**Problem**
Print all entries precisely as they are written.

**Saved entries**
■ ■ ■ ■ ■ ■ ■

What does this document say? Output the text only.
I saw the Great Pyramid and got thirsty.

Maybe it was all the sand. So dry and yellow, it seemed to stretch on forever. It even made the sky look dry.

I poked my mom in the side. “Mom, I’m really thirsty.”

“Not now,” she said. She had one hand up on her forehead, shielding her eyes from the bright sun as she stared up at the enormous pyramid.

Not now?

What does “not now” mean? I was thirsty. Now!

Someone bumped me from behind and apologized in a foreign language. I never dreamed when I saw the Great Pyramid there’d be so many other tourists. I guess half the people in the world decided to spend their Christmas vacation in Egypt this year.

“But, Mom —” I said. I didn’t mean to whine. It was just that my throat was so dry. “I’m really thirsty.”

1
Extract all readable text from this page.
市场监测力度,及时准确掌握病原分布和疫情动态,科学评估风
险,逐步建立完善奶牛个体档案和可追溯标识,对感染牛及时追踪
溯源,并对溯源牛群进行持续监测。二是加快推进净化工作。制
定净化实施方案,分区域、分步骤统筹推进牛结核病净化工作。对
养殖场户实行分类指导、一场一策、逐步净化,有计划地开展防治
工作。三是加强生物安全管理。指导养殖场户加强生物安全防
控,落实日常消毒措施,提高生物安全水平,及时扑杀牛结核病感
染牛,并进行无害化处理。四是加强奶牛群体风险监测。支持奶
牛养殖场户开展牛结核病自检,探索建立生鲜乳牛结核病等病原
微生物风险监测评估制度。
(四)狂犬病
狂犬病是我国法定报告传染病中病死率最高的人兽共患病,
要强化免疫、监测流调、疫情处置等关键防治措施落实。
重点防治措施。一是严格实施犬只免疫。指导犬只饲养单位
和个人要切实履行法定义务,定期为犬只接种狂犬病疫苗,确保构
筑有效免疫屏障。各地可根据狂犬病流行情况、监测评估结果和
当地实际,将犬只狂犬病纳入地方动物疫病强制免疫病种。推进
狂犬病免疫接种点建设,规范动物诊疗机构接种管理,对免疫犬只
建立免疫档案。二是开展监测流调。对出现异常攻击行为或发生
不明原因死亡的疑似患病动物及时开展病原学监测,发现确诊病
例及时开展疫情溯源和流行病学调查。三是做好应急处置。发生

■ ■ ■ ■ ■ ■ ■

**Response for this exercise**
What does this document say? Output the text only.
I saw the Great Pyramid and got thirsty.

Maybe it was all the sand. So dry and yellow, it seemed to stretch on forever. It even made the sky look dry.

I poked my mom in the side. “Mom, I’m really thirsty.”

“Not now,” she said. She had one hand up on her forehead, shielding her eyes from the bright sun as she stared up at the enormous pyramid.

Not now?

What does “not now” mean? I was thirsty. Now!

Someone bumped me from behind and apologized in a foreign language. I never dreamed when I saw the Great Pyramid there’d be so many other tourists. I guess half the people in the world decided to spend their Christmas vacation in Egypt this year.

“But, Mom —” I said. I didn’t mean to whine. It was just that my throat was so dry. “I’m really thirsty.”

1
Extract all readable text from this page.
市场监测力度,及时准确掌握病原分布和疫情动态,科学评估风
险,逐步建立完善奶牛个体档案和可追溯标识,对感染牛及时追踪
溯源,并对溯源牛群进行持续监测。二是加快推进净化工作。制
定净化实施方案,分区域、分步骤统筹推进牛结核病净化工作。对
养殖场户实行分类指导、一场一策、逐步净化,有计划地开展防治
工作。三是加强生物安全管理。指导养殖场户加强生物安全防
控,落实日常消毒措施,提高生物安全水平,及时扑杀牛结核病感
染牛,并进行无害化处理。四是加强奶牛群体风险监测。支持奶
牛养殖场户开展牛结核病自检,探索建立生鲜乳牛结核病等病原
微生物风险监测评估制度。
(四)狂犬病
狂犬病是我国法定报告传染病中病死率最高的人兽共患病,
要强化免疫、监测流调、疫情处置等关键防治措施落实。
重点防治措施。一是严格实施犬只免疫。指导犬只饲养单位
和个人要切实履行法定义务,定期为犬只接种狂犬病疫苗,确保构
筑有效免疫屏障。各地可根据狂犬病流行情况、监测评估结果和
当地实际,将犬只狂犬病纳入地方动物疫病强制免疫病种。推进
狂犬病免疫接种点建设,规范动物诊疗机构接种管理,对免疫犬只
建立免疫档案。二是开展监测流调。对出现异常攻击行为或发生
不明原因死亡的疑似患病动物及时开展病原学监测,发现确诊病
例及时开展疫情溯源和流行病学调查。三是做好应急处置。发生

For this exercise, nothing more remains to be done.